[Exercise brief]:
Copy every one of the records below word for word and keep their order, but leave the pictures out.

[Records shown]:
'''

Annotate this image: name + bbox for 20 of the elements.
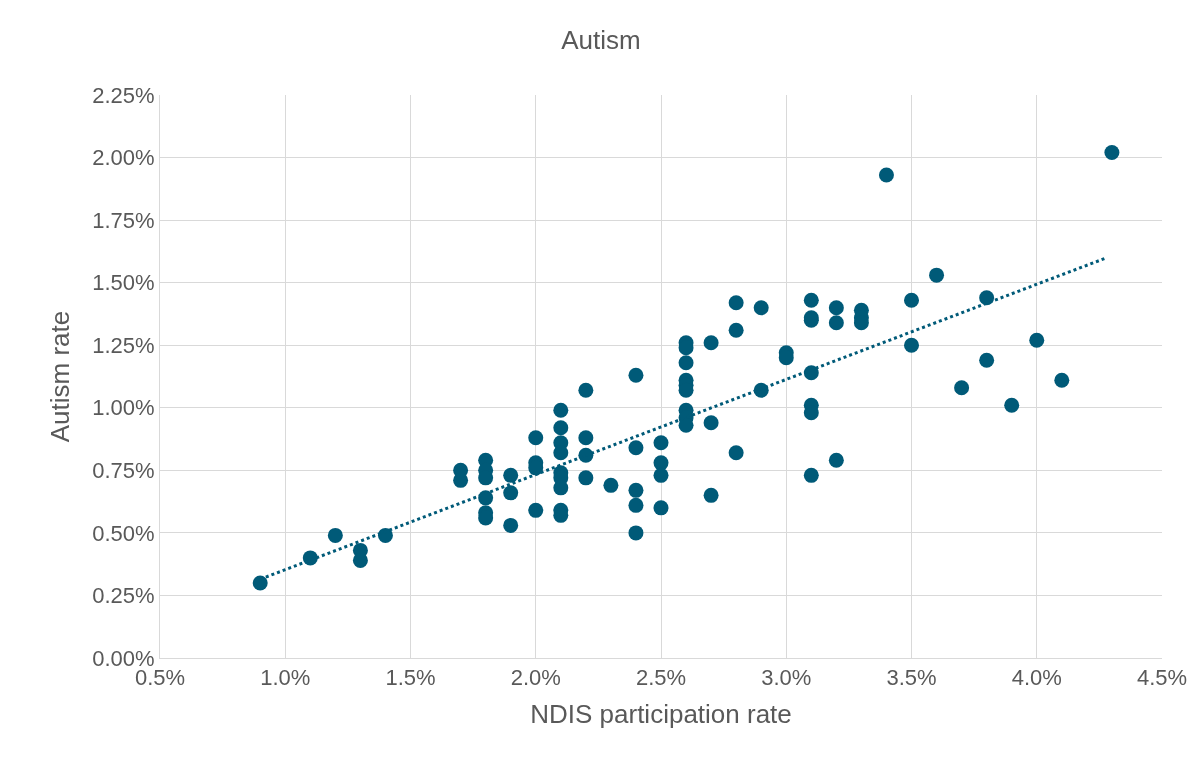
x-tick-label: 4.5% (1136, 665, 1188, 691)
y-tick-label: 1.50% (92, 270, 155, 296)
y-axis-title: Autism rate (44, 310, 75, 443)
y-tick-label: 0.50% (92, 520, 155, 546)
x-tick-label: 2.0% (510, 665, 561, 691)
y-tick-label: 1.00% (92, 395, 155, 421)
x-tick-label: 3.0% (761, 665, 812, 691)
x-tick-label: 2.5% (635, 665, 687, 691)
x-axis-title: NDIS participation rate (530, 699, 792, 730)
y-tick-label: 1.25% (92, 332, 155, 358)
y-tick-label: 2.25% (92, 82, 155, 108)
y-tick-label: 1.75% (92, 207, 155, 233)
x-tick-label: 3.5% (886, 665, 937, 691)
chart-title: Autism (561, 24, 641, 55)
x-tick-label: 4.0% (1011, 665, 1062, 691)
y-tick-label: 0.75% (92, 458, 155, 484)
x-tick-label: 1.5% (385, 665, 436, 691)
x-tick-label: 1.0% (260, 665, 311, 691)
y-tick-label: 2.00% (92, 145, 155, 171)
y-tick-label: 0.25% (92, 583, 155, 609)
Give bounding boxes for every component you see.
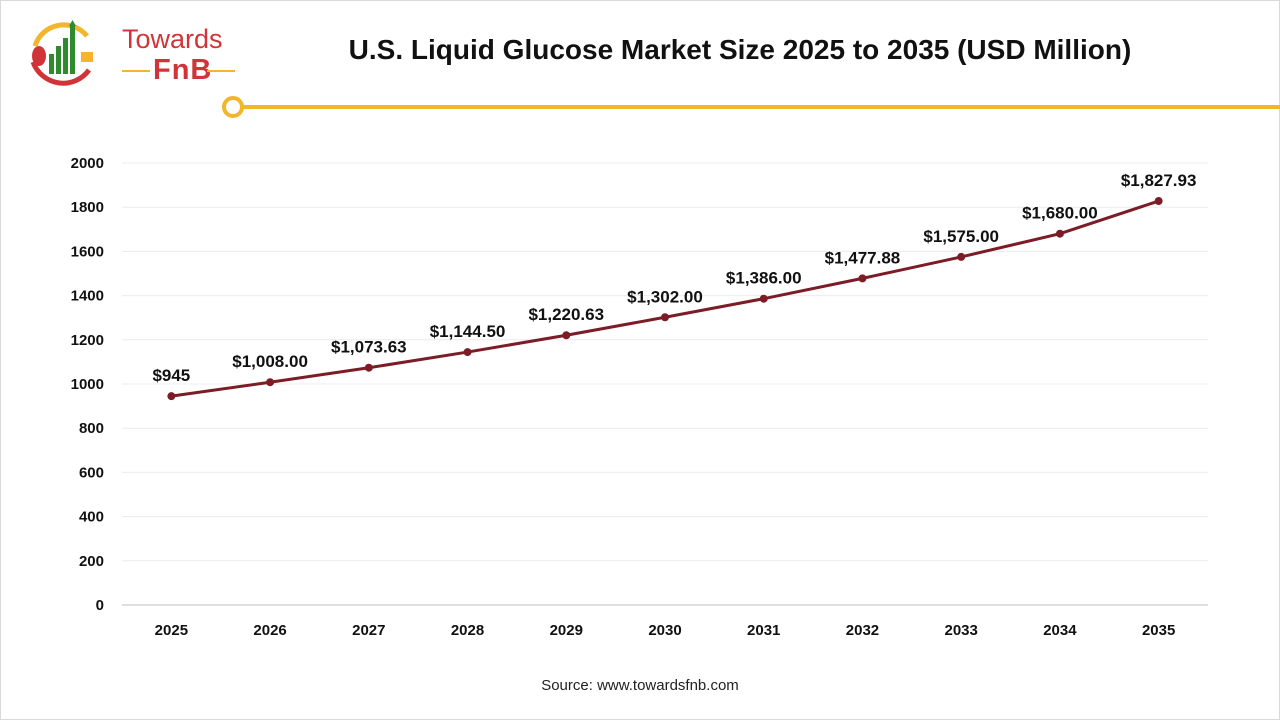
data-label: $1,827.93 <box>1121 171 1197 190</box>
data-point <box>364 363 373 372</box>
y-tick-label: 0 <box>96 597 104 614</box>
data-label: $1,386.00 <box>726 269 802 288</box>
data-label: $1,008.00 <box>232 352 308 371</box>
chart-title: U.S. Liquid Glucose Market Size 2025 to … <box>348 34 1132 65</box>
y-tick-label: 800 <box>79 420 104 437</box>
data-label: $1,575.00 <box>923 227 999 246</box>
y-tick-label: 1800 <box>71 199 104 216</box>
data-point <box>858 274 867 283</box>
logo-dash-left <box>122 70 150 72</box>
y-tick-label: 1600 <box>71 243 104 260</box>
data-point <box>562 331 571 340</box>
data-point <box>661 313 669 322</box>
x-tick-label: 2030 <box>648 622 681 639</box>
x-tick-label: 2034 <box>1043 622 1077 639</box>
data-label: $945 <box>152 366 190 385</box>
data-label: $1,302.00 <box>627 287 703 306</box>
y-tick-label: 200 <box>79 553 104 570</box>
x-tick-label: 2029 <box>550 622 583 639</box>
y-tick-label: 400 <box>79 509 104 526</box>
data-point <box>1154 197 1163 206</box>
data-point <box>266 378 275 387</box>
data-point <box>759 294 768 303</box>
x-tick-label: 2025 <box>155 622 188 639</box>
logo-icon <box>30 20 93 86</box>
x-tick-label: 2032 <box>846 622 879 639</box>
logo-text-fnb: FnB <box>153 54 213 86</box>
y-tick-label: 2000 <box>71 155 104 172</box>
logo-text-towards: Towards <box>122 24 223 54</box>
data-label: $1,144.50 <box>430 322 506 341</box>
x-tick-label: 2026 <box>253 622 286 639</box>
data-point <box>167 392 176 401</box>
data-label: $1,477.88 <box>825 248 901 267</box>
data-label: $1,220.63 <box>528 305 604 324</box>
x-tick-label: 2031 <box>747 622 780 639</box>
data-point <box>957 252 966 261</box>
source-note: Source: www.towardsfnb.com <box>541 677 739 694</box>
data-label: $1,073.63 <box>331 338 407 357</box>
y-tick-label: 600 <box>79 464 104 481</box>
x-tick-label: 2027 <box>352 622 385 639</box>
x-tick-label: 2035 <box>1142 622 1175 639</box>
y-tick-label: 1000 <box>71 376 104 393</box>
data-label: $1,680.00 <box>1022 204 1098 223</box>
data-point <box>463 348 472 357</box>
accent-dot <box>222 96 244 118</box>
accent-line <box>240 105 1280 109</box>
y-tick-label: 1400 <box>71 288 104 305</box>
towards-fnb-logo: Towards FnB <box>25 18 235 90</box>
y-tick-label: 1200 <box>71 332 104 349</box>
logo-dash-right <box>207 70 235 72</box>
x-tick-label: 2028 <box>451 622 484 639</box>
x-tick-label: 2033 <box>944 622 977 639</box>
data-point <box>1055 229 1064 238</box>
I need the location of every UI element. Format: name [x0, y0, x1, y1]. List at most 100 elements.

'''

[Output]:
Annotate this image: name + bbox for 20 of the elements.
x-tick-label: 4.5% (1136, 665, 1188, 691)
y-tick-label: 1.50% (92, 270, 155, 296)
y-axis-title: Autism rate (44, 310, 75, 443)
y-tick-label: 0.50% (92, 520, 155, 546)
x-tick-label: 2.0% (510, 665, 561, 691)
y-tick-label: 1.00% (92, 395, 155, 421)
x-tick-label: 3.0% (761, 665, 812, 691)
x-tick-label: 2.5% (635, 665, 687, 691)
x-axis-title: NDIS participation rate (530, 699, 792, 730)
y-tick-label: 1.25% (92, 332, 155, 358)
y-tick-label: 2.25% (92, 82, 155, 108)
y-tick-label: 1.75% (92, 207, 155, 233)
x-tick-label: 3.5% (886, 665, 937, 691)
chart-title: Autism (561, 24, 641, 55)
x-tick-label: 4.0% (1011, 665, 1062, 691)
y-tick-label: 0.75% (92, 458, 155, 484)
x-tick-label: 1.5% (385, 665, 436, 691)
x-tick-label: 1.0% (260, 665, 311, 691)
y-tick-label: 2.00% (92, 145, 155, 171)
y-tick-label: 0.25% (92, 583, 155, 609)
Give bounding boxes for every component you see.
data-label: $1,827.93 <box>1121 171 1197 190</box>
data-point <box>364 363 373 372</box>
y-tick-label: 0 <box>96 597 104 614</box>
data-label: $1,386.00 <box>726 269 802 288</box>
data-label: $1,008.00 <box>232 352 308 371</box>
chart-title: U.S. Liquid Glucose Market Size 2025 to … <box>348 34 1132 65</box>
y-tick-label: 800 <box>79 420 104 437</box>
data-label: $1,575.00 <box>923 227 999 246</box>
y-tick-label: 1800 <box>71 199 104 216</box>
data-point <box>858 274 867 283</box>
logo-dash-left <box>122 70 150 72</box>
y-tick-label: 1600 <box>71 243 104 260</box>
data-point <box>562 331 571 340</box>
data-point <box>661 313 669 322</box>
x-tick-label: 2030 <box>648 622 681 639</box>
x-tick-label: 2034 <box>1043 622 1077 639</box>
data-label: $945 <box>152 366 190 385</box>
data-label: $1,302.00 <box>627 287 703 306</box>
y-tick-label: 200 <box>79 553 104 570</box>
x-tick-label: 2029 <box>550 622 583 639</box>
y-tick-label: 400 <box>79 509 104 526</box>
data-point <box>1154 197 1163 206</box>
data-point <box>266 378 275 387</box>
data-point <box>759 294 768 303</box>
x-tick-label: 2025 <box>155 622 188 639</box>
logo-icon <box>30 20 93 86</box>
x-tick-label: 2032 <box>846 622 879 639</box>
logo-text-fnb: FnB <box>153 54 213 86</box>
y-tick-label: 2000 <box>71 155 104 172</box>
logo-text-towards: Towards <box>122 24 223 54</box>
data-label: $1,144.50 <box>430 322 506 341</box>
x-tick-label: 2026 <box>253 622 286 639</box>
data-point <box>167 392 176 401</box>
data-label: $1,477.88 <box>825 248 901 267</box>
data-label: $1,220.63 <box>528 305 604 324</box>
x-tick-label: 2031 <box>747 622 780 639</box>
data-point <box>957 252 966 261</box>
source-note: Source: www.towardsfnb.com <box>541 677 739 694</box>
data-label: $1,073.63 <box>331 338 407 357</box>
y-tick-label: 600 <box>79 464 104 481</box>
x-tick-label: 2027 <box>352 622 385 639</box>
x-tick-label: 2035 <box>1142 622 1175 639</box>
y-tick-label: 1000 <box>71 376 104 393</box>
data-label: $1,680.00 <box>1022 204 1098 223</box>
data-point <box>463 348 472 357</box>
accent-dot <box>222 96 244 118</box>
accent-line <box>240 105 1280 109</box>
y-tick-label: 1400 <box>71 288 104 305</box>
towards-fnb-logo: Towards FnB <box>25 18 235 90</box>
y-tick-label: 1200 <box>71 332 104 349</box>
logo-dash-right <box>207 70 235 72</box>
x-tick-label: 2028 <box>451 622 484 639</box>
x-tick-label: 2033 <box>944 622 977 639</box>
data-point <box>1055 229 1064 238</box>
I need the location of every UI element. Format: name [x0, y0, x1, y1]. List at most 100 elements.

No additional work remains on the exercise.